◆ **Instructions to follow**
Below are some records. Count the lines with "اختیار" in them and give nothing but the total.

* begin Source records *

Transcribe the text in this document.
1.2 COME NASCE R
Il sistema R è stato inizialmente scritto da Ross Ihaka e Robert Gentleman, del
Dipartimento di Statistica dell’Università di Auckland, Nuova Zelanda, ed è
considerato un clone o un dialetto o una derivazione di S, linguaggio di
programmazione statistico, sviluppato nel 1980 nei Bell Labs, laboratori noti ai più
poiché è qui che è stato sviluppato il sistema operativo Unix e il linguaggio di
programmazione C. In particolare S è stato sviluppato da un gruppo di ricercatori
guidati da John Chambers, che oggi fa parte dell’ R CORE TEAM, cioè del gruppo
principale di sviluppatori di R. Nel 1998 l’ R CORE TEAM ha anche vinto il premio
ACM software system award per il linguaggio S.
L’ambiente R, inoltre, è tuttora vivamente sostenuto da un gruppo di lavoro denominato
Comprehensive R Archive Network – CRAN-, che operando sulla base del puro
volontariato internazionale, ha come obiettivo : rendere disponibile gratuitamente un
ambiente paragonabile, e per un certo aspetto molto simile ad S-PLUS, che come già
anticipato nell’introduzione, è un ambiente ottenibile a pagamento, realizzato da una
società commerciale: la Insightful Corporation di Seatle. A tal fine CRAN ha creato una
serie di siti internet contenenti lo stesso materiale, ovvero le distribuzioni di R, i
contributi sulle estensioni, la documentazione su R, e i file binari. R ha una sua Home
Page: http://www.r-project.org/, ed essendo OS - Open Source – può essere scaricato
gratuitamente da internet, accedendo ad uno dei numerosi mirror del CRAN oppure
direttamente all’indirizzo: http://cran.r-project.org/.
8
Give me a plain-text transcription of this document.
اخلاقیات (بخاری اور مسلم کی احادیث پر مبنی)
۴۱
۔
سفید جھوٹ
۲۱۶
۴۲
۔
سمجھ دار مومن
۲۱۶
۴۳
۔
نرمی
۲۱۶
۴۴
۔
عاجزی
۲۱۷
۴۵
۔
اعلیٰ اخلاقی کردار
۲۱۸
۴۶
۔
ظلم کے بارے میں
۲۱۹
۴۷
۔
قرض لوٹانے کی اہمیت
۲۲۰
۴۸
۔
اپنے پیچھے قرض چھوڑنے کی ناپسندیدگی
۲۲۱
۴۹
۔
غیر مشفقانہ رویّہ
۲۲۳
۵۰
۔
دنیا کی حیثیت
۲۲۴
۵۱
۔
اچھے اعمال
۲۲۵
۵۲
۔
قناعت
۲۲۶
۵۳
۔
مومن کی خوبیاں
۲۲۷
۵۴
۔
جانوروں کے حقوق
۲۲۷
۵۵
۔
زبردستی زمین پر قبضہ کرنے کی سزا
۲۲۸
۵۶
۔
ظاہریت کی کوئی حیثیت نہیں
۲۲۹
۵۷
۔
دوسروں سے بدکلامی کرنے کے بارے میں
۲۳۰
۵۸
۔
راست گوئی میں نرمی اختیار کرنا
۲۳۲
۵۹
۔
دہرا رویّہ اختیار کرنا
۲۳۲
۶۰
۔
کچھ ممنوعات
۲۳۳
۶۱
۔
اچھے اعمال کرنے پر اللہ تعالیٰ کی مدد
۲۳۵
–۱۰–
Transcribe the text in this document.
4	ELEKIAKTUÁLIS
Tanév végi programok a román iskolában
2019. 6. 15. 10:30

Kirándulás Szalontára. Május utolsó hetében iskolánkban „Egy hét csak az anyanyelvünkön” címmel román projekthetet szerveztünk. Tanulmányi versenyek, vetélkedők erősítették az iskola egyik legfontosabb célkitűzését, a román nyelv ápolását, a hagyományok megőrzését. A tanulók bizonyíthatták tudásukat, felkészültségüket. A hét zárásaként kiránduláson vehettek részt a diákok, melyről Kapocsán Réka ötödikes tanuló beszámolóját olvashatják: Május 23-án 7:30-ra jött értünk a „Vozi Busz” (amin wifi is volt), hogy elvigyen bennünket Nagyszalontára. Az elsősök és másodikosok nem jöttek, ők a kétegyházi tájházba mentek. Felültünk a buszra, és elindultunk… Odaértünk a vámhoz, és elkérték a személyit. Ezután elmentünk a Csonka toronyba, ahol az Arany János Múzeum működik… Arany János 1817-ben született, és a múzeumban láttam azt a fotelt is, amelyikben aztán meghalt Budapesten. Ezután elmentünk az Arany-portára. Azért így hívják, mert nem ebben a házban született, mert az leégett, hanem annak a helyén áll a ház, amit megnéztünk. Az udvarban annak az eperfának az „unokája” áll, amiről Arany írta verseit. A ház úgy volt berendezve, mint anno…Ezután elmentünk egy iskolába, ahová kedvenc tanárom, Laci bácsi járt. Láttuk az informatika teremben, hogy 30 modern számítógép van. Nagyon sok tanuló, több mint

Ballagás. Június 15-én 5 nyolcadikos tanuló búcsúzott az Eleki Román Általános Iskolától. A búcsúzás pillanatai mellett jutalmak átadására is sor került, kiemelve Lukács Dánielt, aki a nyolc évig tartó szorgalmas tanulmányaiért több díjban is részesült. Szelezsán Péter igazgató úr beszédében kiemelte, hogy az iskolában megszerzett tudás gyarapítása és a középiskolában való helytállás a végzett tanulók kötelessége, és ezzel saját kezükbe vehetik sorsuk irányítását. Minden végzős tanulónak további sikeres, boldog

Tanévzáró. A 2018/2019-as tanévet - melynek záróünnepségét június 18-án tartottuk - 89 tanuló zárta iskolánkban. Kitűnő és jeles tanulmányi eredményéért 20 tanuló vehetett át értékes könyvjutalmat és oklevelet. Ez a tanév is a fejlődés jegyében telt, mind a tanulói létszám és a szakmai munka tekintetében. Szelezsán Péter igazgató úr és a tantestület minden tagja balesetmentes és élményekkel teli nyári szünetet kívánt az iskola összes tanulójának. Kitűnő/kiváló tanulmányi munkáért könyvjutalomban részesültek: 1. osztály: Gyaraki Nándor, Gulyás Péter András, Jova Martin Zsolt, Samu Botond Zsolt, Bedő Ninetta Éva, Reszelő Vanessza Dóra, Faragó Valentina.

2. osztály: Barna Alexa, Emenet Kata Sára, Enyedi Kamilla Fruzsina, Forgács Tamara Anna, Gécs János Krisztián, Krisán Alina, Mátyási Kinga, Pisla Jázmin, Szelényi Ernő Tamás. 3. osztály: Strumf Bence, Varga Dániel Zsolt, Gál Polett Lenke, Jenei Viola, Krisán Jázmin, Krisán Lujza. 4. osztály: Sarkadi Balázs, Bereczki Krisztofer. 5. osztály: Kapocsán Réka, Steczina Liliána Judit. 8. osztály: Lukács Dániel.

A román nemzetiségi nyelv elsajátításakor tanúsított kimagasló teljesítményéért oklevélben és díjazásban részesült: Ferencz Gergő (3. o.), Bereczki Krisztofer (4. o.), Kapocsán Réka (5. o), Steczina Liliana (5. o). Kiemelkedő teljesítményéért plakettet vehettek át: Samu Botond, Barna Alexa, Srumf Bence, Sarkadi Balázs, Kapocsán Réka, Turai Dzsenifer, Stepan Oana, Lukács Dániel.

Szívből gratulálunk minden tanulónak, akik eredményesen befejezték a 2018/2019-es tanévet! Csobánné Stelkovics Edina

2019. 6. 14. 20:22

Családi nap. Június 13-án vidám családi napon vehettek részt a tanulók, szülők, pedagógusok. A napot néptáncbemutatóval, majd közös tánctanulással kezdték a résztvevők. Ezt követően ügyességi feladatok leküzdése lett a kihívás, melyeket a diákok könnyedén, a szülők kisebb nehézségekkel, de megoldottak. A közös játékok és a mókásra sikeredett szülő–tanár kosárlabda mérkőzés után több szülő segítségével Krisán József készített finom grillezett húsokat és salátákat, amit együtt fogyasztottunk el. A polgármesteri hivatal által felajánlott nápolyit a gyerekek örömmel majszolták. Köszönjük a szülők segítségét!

* end Source records *

◆ **The reply**
2